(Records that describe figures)
# # # #
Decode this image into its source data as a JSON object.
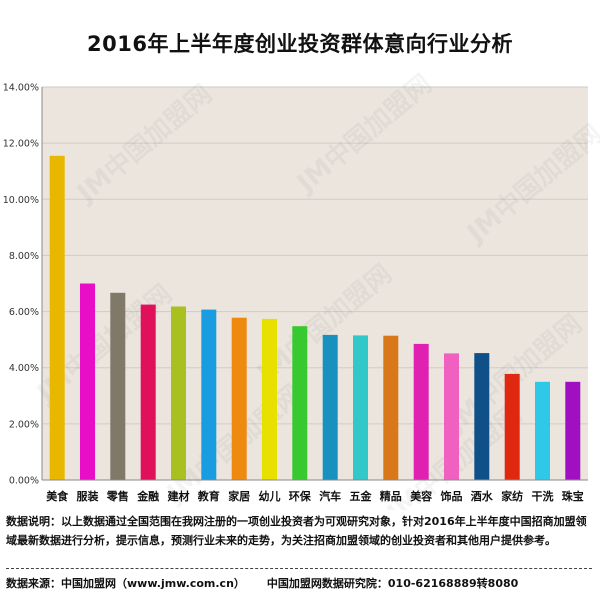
{
  "chart_data": {
    "type": "bar",
    "title": "2016年上半年度创业投资群体意向行业分析",
    "categories": [
      "美食",
      "服装",
      "零售",
      "金融",
      "建材",
      "教育",
      "家居",
      "幼儿",
      "环保",
      "汽车",
      "五金",
      "精品",
      "美容",
      "饰品",
      "酒水",
      "家纺",
      "干洗",
      "珠宝"
    ],
    "values": [
      11.55,
      7.0,
      6.67,
      6.25,
      6.18,
      6.07,
      5.78,
      5.74,
      5.48,
      5.17,
      5.15,
      5.14,
      4.85,
      4.51,
      4.52,
      3.78,
      3.5,
      3.5
    ],
    "colors": [
      "#e8b800",
      "#e80ec8",
      "#807868",
      "#e0105a",
      "#a8c020",
      "#1a9ce0",
      "#ee8a10",
      "#e8e000",
      "#38c830",
      "#1890c0",
      "#30c8c8",
      "#d87818",
      "#e020b0",
      "#f060c0",
      "#105088",
      "#e02810",
      "#30c8e8",
      "#a010c0"
    ],
    "ylim": [
      0,
      14
    ],
    "yticks": [
      "0.00%",
      "2.00%",
      "4.00%",
      "6.00%",
      "8.00%",
      "10.00%",
      "12.00%",
      "14.00%"
    ],
    "grid": true,
    "plot_background": "#ebe5de",
    "xlabel": "",
    "ylabel": ""
  },
  "note": "数据说明：以上数据通过全国范围在我网注册的一项创业投资者为可观研究对象，针对2016年上半年度中国招商加盟领域最新数据进行分析，提示信息，预测行业未来的走势，为关注招商加盟领域的创业投资者和其他用户提供参考。",
  "source": {
    "left": "数据来源：中国加盟网（www.jmw.com.cn）",
    "right": "中国加盟网数据研究院：010-62168889转8080"
  },
  "watermark_text": "JM中国加盟网"
}
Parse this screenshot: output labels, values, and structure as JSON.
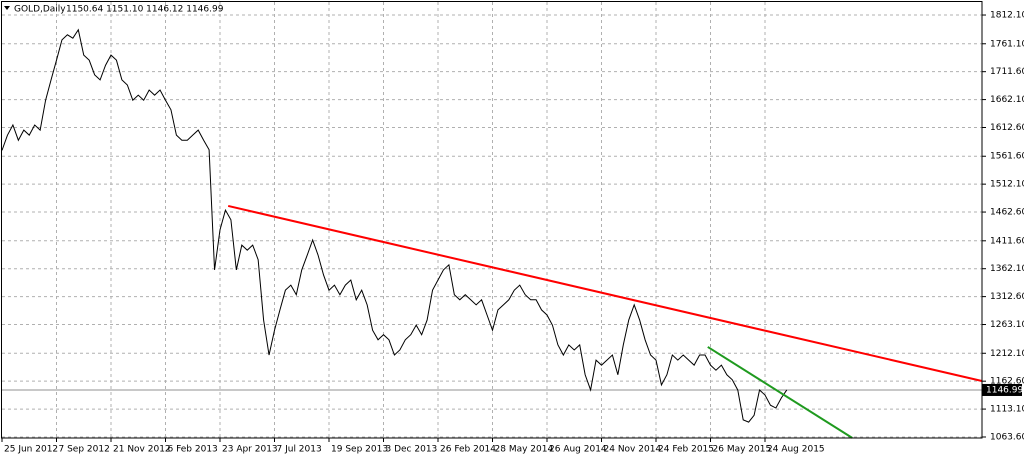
{
  "chart_data": {
    "type": "line",
    "title": "GOLD,Daily",
    "subtitle": "1150.64 1151.10 1146.12 1146.99",
    "color": "#000000",
    "grid": true,
    "ylim": [
      1061.8,
      1835.2
    ],
    "yticks": [
      {
        "value": 1812.1,
        "label": "1812.10"
      },
      {
        "value": 1761.1,
        "label": "1761.10"
      },
      {
        "value": 1711.6,
        "label": "1711.60"
      },
      {
        "value": 1662.1,
        "label": "1662.10"
      },
      {
        "value": 1612.6,
        "label": "1612.60"
      },
      {
        "value": 1561.6,
        "label": "1561.60"
      },
      {
        "value": 1512.1,
        "label": "1512.10"
      },
      {
        "value": 1462.6,
        "label": "1462.60"
      },
      {
        "value": 1411.6,
        "label": "1411.60"
      },
      {
        "value": 1362.1,
        "label": "1362.10"
      },
      {
        "value": 1312.6,
        "label": "1312.60"
      },
      {
        "value": 1263.1,
        "label": "1263.10"
      },
      {
        "value": 1212.1,
        "label": "1212.10"
      },
      {
        "value": 1162.6,
        "label": "1162.60"
      },
      {
        "value": 1113.1,
        "label": "1113.10"
      },
      {
        "value": 1063.6,
        "label": "1063.60"
      }
    ],
    "last_price": {
      "value": 1146.99,
      "label": "1146.99"
    },
    "categories": [
      "25 Jun 2012",
      null,
      null,
      null,
      null,
      null,
      null,
      null,
      null,
      null,
      "7 Sep 2012",
      null,
      null,
      null,
      null,
      null,
      null,
      null,
      null,
      null,
      "21 Nov 2012",
      null,
      null,
      null,
      null,
      null,
      null,
      null,
      null,
      null,
      "6 Feb 2013",
      null,
      null,
      null,
      null,
      null,
      null,
      null,
      null,
      null,
      "23 Apr 2013",
      null,
      null,
      null,
      null,
      null,
      null,
      null,
      null,
      null,
      "7 Jul 2013",
      null,
      null,
      null,
      null,
      null,
      null,
      null,
      null,
      null,
      "19 Sep 2013",
      null,
      null,
      null,
      null,
      null,
      null,
      null,
      null,
      null,
      "3 Dec 2013",
      null,
      null,
      null,
      null,
      null,
      null,
      null,
      null,
      null,
      "26 Feb 2014",
      null,
      null,
      null,
      null,
      null,
      null,
      null,
      null,
      null,
      "28 May 2014",
      null,
      null,
      null,
      null,
      null,
      null,
      null,
      null,
      null,
      "26 Aug 2014",
      null,
      null,
      null,
      null,
      null,
      null,
      null,
      null,
      null,
      "24 Nov 2014",
      null,
      null,
      null,
      null,
      null,
      null,
      null,
      null,
      null,
      "24 Feb 2015",
      null,
      null,
      null,
      null,
      null,
      null,
      null,
      null,
      null,
      "26 May 2015",
      null,
      null,
      null,
      null,
      null,
      null,
      null,
      null,
      null,
      "24 Aug 2015",
      null,
      null,
      null,
      null
    ],
    "values": [
      1572,
      1599,
      1617,
      1590,
      1608,
      1599,
      1617,
      1608,
      1661,
      1697,
      1732,
      1768,
      1777,
      1771,
      1786,
      1741,
      1732,
      1706,
      1697,
      1723,
      1741,
      1732,
      1697,
      1688,
      1661,
      1670,
      1661,
      1679,
      1670,
      1679,
      1661,
      1644,
      1599,
      1590,
      1590,
      1599,
      1608,
      1590,
      1573,
      1360,
      1431,
      1466,
      1449,
      1360,
      1404,
      1395,
      1404,
      1378,
      1271,
      1209,
      1253,
      1289,
      1324,
      1333,
      1316,
      1360,
      1386,
      1413,
      1386,
      1351,
      1324,
      1333,
      1316,
      1333,
      1342,
      1307,
      1324,
      1298,
      1253,
      1236,
      1245,
      1236,
      1209,
      1218,
      1236,
      1245,
      1262,
      1245,
      1271,
      1324,
      1342,
      1360,
      1369,
      1316,
      1307,
      1316,
      1307,
      1298,
      1307,
      1280,
      1253,
      1289,
      1298,
      1307,
      1324,
      1333,
      1316,
      1307,
      1307,
      1289,
      1280,
      1262,
      1227,
      1209,
      1227,
      1218,
      1227,
      1174,
      1147,
      1200,
      1191,
      1200,
      1209,
      1174,
      1227,
      1271,
      1298,
      1271,
      1236,
      1209,
      1200,
      1156,
      1174,
      1209,
      1200,
      1209,
      1200,
      1191,
      1209,
      1209,
      1191,
      1182,
      1191,
      1174,
      1165,
      1147,
      1094,
      1090,
      1102,
      1147,
      1138,
      1120,
      1115,
      1133,
      1147
    ],
    "trendlines": [
      {
        "color": "#ff0000",
        "x": [
          41.5,
          179.8
        ],
        "y": [
          1473.4,
          1162.9
        ]
      },
      {
        "color": "#1f9a1f",
        "x": [
          129.5,
          156
        ],
        "y": [
          1223.3,
          1062
        ]
      }
    ]
  }
}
# # # #
_Task statement:_ Retype the listing exactly. Pictures do not belong in the copy.

_Reply:_
Decode this image into its source data as a JSON object.
{
  "chart_data": {
    "type": "bar",
    "title": "2016年上半年度创业投资群体意向行业分析",
    "categories": [
      "美食",
      "服装",
      "零售",
      "金融",
      "建材",
      "教育",
      "家居",
      "幼儿",
      "环保",
      "汽车",
      "五金",
      "精品",
      "美容",
      "饰品",
      "酒水",
      "家纺",
      "干洗",
      "珠宝"
    ],
    "values": [
      11.55,
      7.0,
      6.67,
      6.25,
      6.18,
      6.07,
      5.78,
      5.74,
      5.48,
      5.17,
      5.15,
      5.14,
      4.85,
      4.51,
      4.52,
      3.78,
      3.5,
      3.5
    ],
    "colors": [
      "#e8b800",
      "#e80ec8",
      "#807868",
      "#e0105a",
      "#a8c020",
      "#1a9ce0",
      "#ee8a10",
      "#e8e000",
      "#38c830",
      "#1890c0",
      "#30c8c8",
      "#d87818",
      "#e020b0",
      "#f060c0",
      "#105088",
      "#e02810",
      "#30c8e8",
      "#a010c0"
    ],
    "ylim": [
      0,
      14
    ],
    "yticks": [
      "0.00%",
      "2.00%",
      "4.00%",
      "6.00%",
      "8.00%",
      "10.00%",
      "12.00%",
      "14.00%"
    ],
    "grid": true,
    "plot_background": "#ebe5de",
    "xlabel": "",
    "ylabel": ""
  },
  "note": "数据说明：以上数据通过全国范围在我网注册的一项创业投资者为可观研究对象，针对2016年上半年度中国招商加盟领域最新数据进行分析，提示信息，预测行业未来的走势，为关注招商加盟领域的创业投资者和其他用户提供参考。",
  "source": {
    "left": "数据来源：中国加盟网（www.jmw.com.cn）",
    "right": "中国加盟网数据研究院：010-62168889转8080"
  },
  "watermark_text": "JM中国加盟网"
}
Parse this screenshot: output labels, values, and structure as JSON.
{
  "chart_data": {
    "type": "line",
    "title": "GOLD,Daily",
    "subtitle": "1150.64 1151.10 1146.12 1146.99",
    "color": "#000000",
    "grid": true,
    "ylim": [
      1061.8,
      1835.2
    ],
    "yticks": [
      {
        "value": 1812.1,
        "label": "1812.10"
      },
      {
        "value": 1761.1,
        "label": "1761.10"
      },
      {
        "value": 1711.6,
        "label": "1711.60"
      },
      {
        "value": 1662.1,
        "label": "1662.10"
      },
      {
        "value": 1612.6,
        "label": "1612.60"
      },
      {
        "value": 1561.6,
        "label": "1561.60"
      },
      {
        "value": 1512.1,
        "label": "1512.10"
      },
      {
        "value": 1462.6,
        "label": "1462.60"
      },
      {
        "value": 1411.6,
        "label": "1411.60"
      },
      {
        "value": 1362.1,
        "label": "1362.10"
      },
      {
        "value": 1312.6,
        "label": "1312.60"
      },
      {
        "value": 1263.1,
        "label": "1263.10"
      },
      {
        "value": 1212.1,
        "label": "1212.10"
      },
      {
        "value": 1162.6,
        "label": "1162.60"
      },
      {
        "value": 1113.1,
        "label": "1113.10"
      },
      {
        "value": 1063.6,
        "label": "1063.60"
      }
    ],
    "last_price": {
      "value": 1146.99,
      "label": "1146.99"
    },
    "categories": [
      "25 Jun 2012",
      null,
      null,
      null,
      null,
      null,
      null,
      null,
      null,
      null,
      "7 Sep 2012",
      null,
      null,
      null,
      null,
      null,
      null,
      null,
      null,
      null,
      "21 Nov 2012",
      null,
      null,
      null,
      null,
      null,
      null,
      null,
      null,
      null,
      "6 Feb 2013",
      null,
      null,
      null,
      null,
      null,
      null,
      null,
      null,
      null,
      "23 Apr 2013",
      null,
      null,
      null,
      null,
      null,
      null,
      null,
      null,
      null,
      "7 Jul 2013",
      null,
      null,
      null,
      null,
      null,
      null,
      null,
      null,
      null,
      "19 Sep 2013",
      null,
      null,
      null,
      null,
      null,
      null,
      null,
      null,
      null,
      "3 Dec 2013",
      null,
      null,
      null,
      null,
      null,
      null,
      null,
      null,
      null,
      "26 Feb 2014",
      null,
      null,
      null,
      null,
      null,
      null,
      null,
      null,
      null,
      "28 May 2014",
      null,
      null,
      null,
      null,
      null,
      null,
      null,
      null,
      null,
      "26 Aug 2014",
      null,
      null,
      null,
      null,
      null,
      null,
      null,
      null,
      null,
      "24 Nov 2014",
      null,
      null,
      null,
      null,
      null,
      null,
      null,
      null,
      null,
      "24 Feb 2015",
      null,
      null,
      null,
      null,
      null,
      null,
      null,
      null,
      null,
      "26 May 2015",
      null,
      null,
      null,
      null,
      null,
      null,
      null,
      null,
      null,
      "24 Aug 2015",
      null,
      null,
      null,
      null
    ],
    "values": [
      1572,
      1599,
      1617,
      1590,
      1608,
      1599,
      1617,
      1608,
      1661,
      1697,
      1732,
      1768,
      1777,
      1771,
      1786,
      1741,
      1732,
      1706,
      1697,
      1723,
      1741,
      1732,
      1697,
      1688,
      1661,
      1670,
      1661,
      1679,
      1670,
      1679,
      1661,
      1644,
      1599,
      1590,
      1590,
      1599,
      1608,
      1590,
      1573,
      1360,
      1431,
      1466,
      1449,
      1360,
      1404,
      1395,
      1404,
      1378,
      1271,
      1209,
      1253,
      1289,
      1324,
      1333,
      1316,
      1360,
      1386,
      1413,
      1386,
      1351,
      1324,
      1333,
      1316,
      1333,
      1342,
      1307,
      1324,
      1298,
      1253,
      1236,
      1245,
      1236,
      1209,
      1218,
      1236,
      1245,
      1262,
      1245,
      1271,
      1324,
      1342,
      1360,
      1369,
      1316,
      1307,
      1316,
      1307,
      1298,
      1307,
      1280,
      1253,
      1289,
      1298,
      1307,
      1324,
      1333,
      1316,
      1307,
      1307,
      1289,
      1280,
      1262,
      1227,
      1209,
      1227,
      1218,
      1227,
      1174,
      1147,
      1200,
      1191,
      1200,
      1209,
      1174,
      1227,
      1271,
      1298,
      1271,
      1236,
      1209,
      1200,
      1156,
      1174,
      1209,
      1200,
      1209,
      1200,
      1191,
      1209,
      1209,
      1191,
      1182,
      1191,
      1174,
      1165,
      1147,
      1094,
      1090,
      1102,
      1147,
      1138,
      1120,
      1115,
      1133,
      1147
    ],
    "trendlines": [
      {
        "color": "#ff0000",
        "x": [
          41.5,
          179.8
        ],
        "y": [
          1473.4,
          1162.9
        ]
      },
      {
        "color": "#1f9a1f",
        "x": [
          129.5,
          156
        ],
        "y": [
          1223.3,
          1062
        ]
      }
    ]
  }
}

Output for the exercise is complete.